**Collected data entries**:
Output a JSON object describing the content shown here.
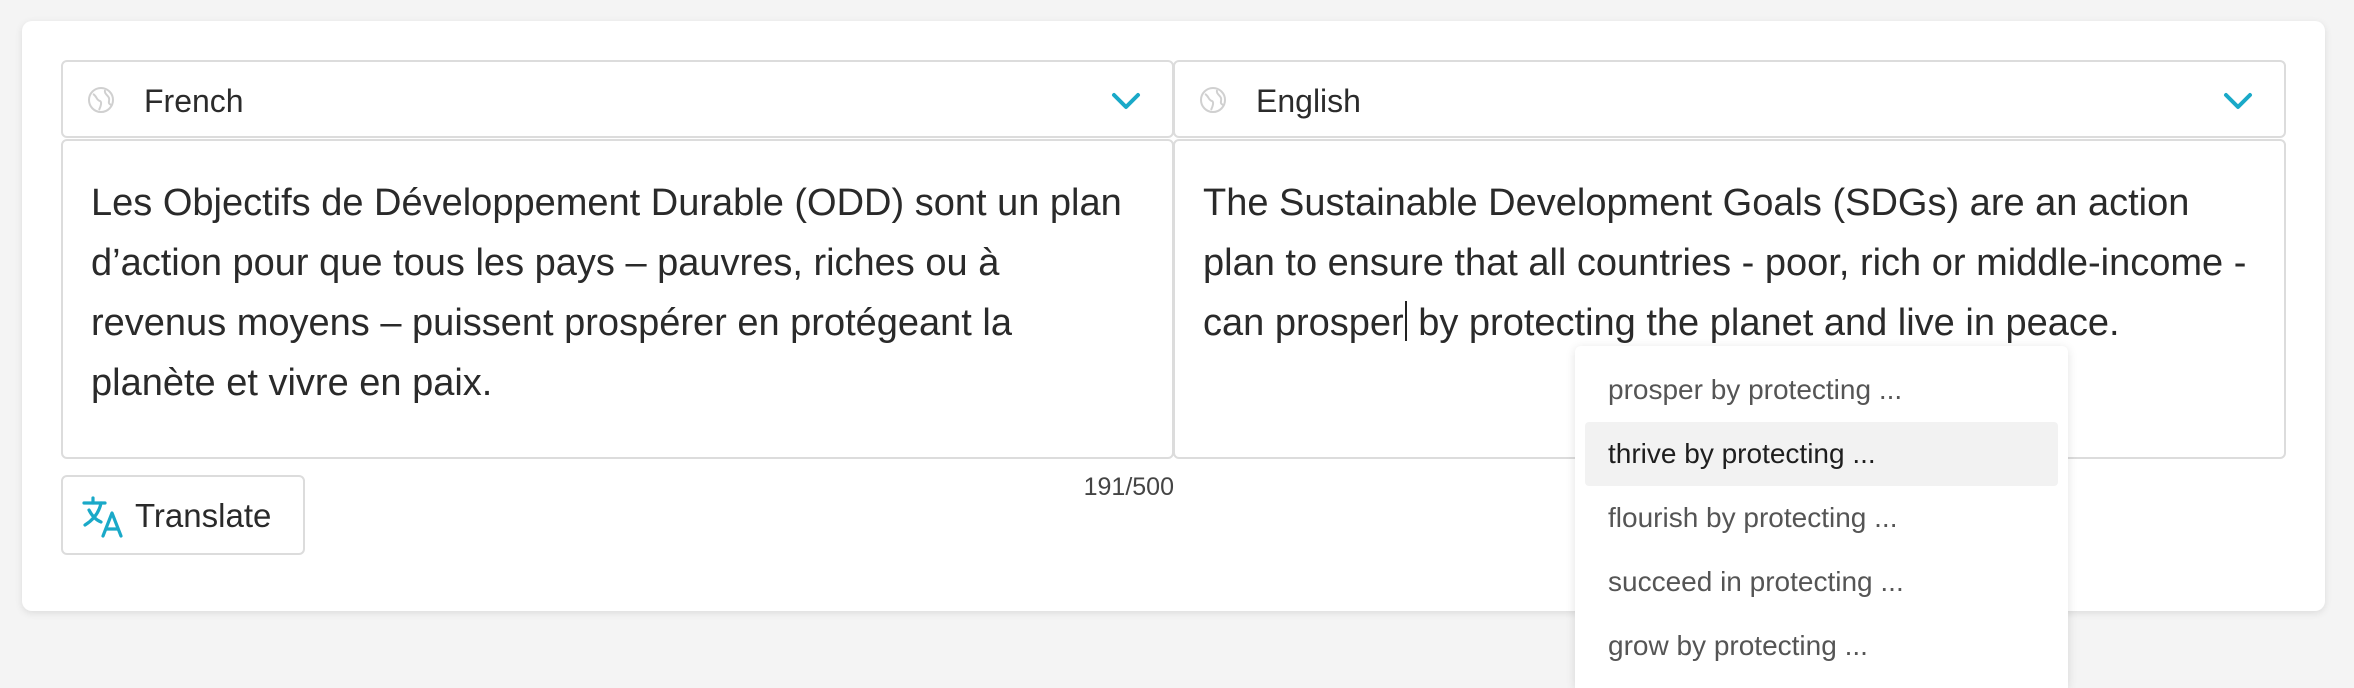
{
  "source": {
    "language": "French",
    "text": "Les Objectifs de Développement Durable (ODD) sont un plan d’action pour que tous les pays – pauvres, riches ou à revenus moyens – puissent prospérer en protégeant la planète et vivre en paix."
  },
  "target": {
    "language": "English",
    "text_before_cursor": "The Sustainable Development Goals (SDGs) are an action plan to ensure that all countries - poor, rich or middle-income - can prosper",
    "text_after_cursor": " by protecting the planet and live in peace."
  },
  "counter": "191/500",
  "translate_button": {
    "label": "Translate",
    "icon": "translate-icon"
  },
  "suggestions": [
    {
      "label": "prosper by protecting ..."
    },
    {
      "label": "thrive by protecting ..."
    },
    {
      "label": "flourish by protecting ..."
    },
    {
      "label": "succeed in protecting ..."
    },
    {
      "label": "grow by protecting ..."
    }
  ],
  "highlighted_suggestion_index": 1,
  "colors": {
    "accent": "#1aa9c8",
    "border": "#dcdcdc",
    "text": "#2a2a2a",
    "background": "#f4f4f4"
  }
}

**DESCRIPTION OF THE TASK**:
Scan the material above. Copy each line that holds the word "label".

**ANSWER TO THE TASK**:
    "label": "Translate",
      "label": "prosper by protecting ..."
      "label": "thrive by protecting ..."
      "label": "flourish by protecting ..."
      "label": "succeed in protecting ..."
      "label": "grow by protecting ..."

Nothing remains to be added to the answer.